What is being asked>
Quote every line below exactly as it reads.

Dataset content>
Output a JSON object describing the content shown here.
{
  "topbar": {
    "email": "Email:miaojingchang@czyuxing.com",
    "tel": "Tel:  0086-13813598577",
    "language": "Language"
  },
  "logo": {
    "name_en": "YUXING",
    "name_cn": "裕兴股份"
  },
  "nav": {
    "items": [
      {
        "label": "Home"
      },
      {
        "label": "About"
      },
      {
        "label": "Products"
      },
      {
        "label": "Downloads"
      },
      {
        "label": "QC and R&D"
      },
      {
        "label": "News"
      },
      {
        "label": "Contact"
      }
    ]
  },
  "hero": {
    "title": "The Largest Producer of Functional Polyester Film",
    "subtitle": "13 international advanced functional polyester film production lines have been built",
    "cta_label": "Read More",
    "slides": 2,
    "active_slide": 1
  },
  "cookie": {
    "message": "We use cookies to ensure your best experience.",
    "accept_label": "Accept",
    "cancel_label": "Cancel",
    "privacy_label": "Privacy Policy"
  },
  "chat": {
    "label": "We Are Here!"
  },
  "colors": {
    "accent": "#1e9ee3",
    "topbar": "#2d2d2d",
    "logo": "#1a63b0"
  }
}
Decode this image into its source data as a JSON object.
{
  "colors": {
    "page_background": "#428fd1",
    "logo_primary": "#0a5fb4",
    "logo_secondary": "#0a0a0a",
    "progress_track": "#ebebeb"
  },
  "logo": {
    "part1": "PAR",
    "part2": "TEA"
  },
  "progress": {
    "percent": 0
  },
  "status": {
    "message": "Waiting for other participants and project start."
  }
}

Solution to this exercise>
Output a JSON object describing the content shown here.
{
  "topbar": {
    "email": "Email:miaojingchang@czyuxing.com",
    "tel": "Tel:  0086-13813598577",
    "language": "Language"
  },
  "logo": {
    "name_en": "YUXING",
    "name_cn": "裕兴股份"
  },
  "nav": {
    "items": [
      {
        "label": "Home"
      },
      {
        "label": "About"
      },
      {
        "label": "Products"
      },
      {
        "label": "Downloads"
      },
      {
        "label": "QC and R&D"
      },
      {
        "label": "News"
      },
      {
        "label": "Contact"
      }
    ]
  },
  "hero": {
    "title": "The Largest Producer of Functional Polyester Film",
    "subtitle": "13 international advanced functional polyester film production lines have been built",
    "cta_label": "Read More",
    "slides": 2,
    "active_slide": 1
  },
  "cookie": {
    "message": "We use cookies to ensure your best experience.",
    "accept_label": "Accept",
    "cancel_label": "Cancel",
    "privacy_label": "Privacy Policy"
  },
  "chat": {
    "label": "We Are Here!"
  },
  "colors": {
    "accent": "#1e9ee3",
    "topbar": "#2d2d2d",
    "logo": "#1a63b0"
  }
}
Decode this image into its source data as a JSON object.
{
  "colors": {
    "page_background": "#428fd1",
    "logo_primary": "#0a5fb4",
    "logo_secondary": "#0a0a0a",
    "progress_track": "#ebebeb"
  },
  "logo": {
    "part1": "PAR",
    "part2": "TEA"
  },
  "progress": {
    "percent": 0
  },
  "status": {
    "message": "Waiting for other participants and project start."
  }
}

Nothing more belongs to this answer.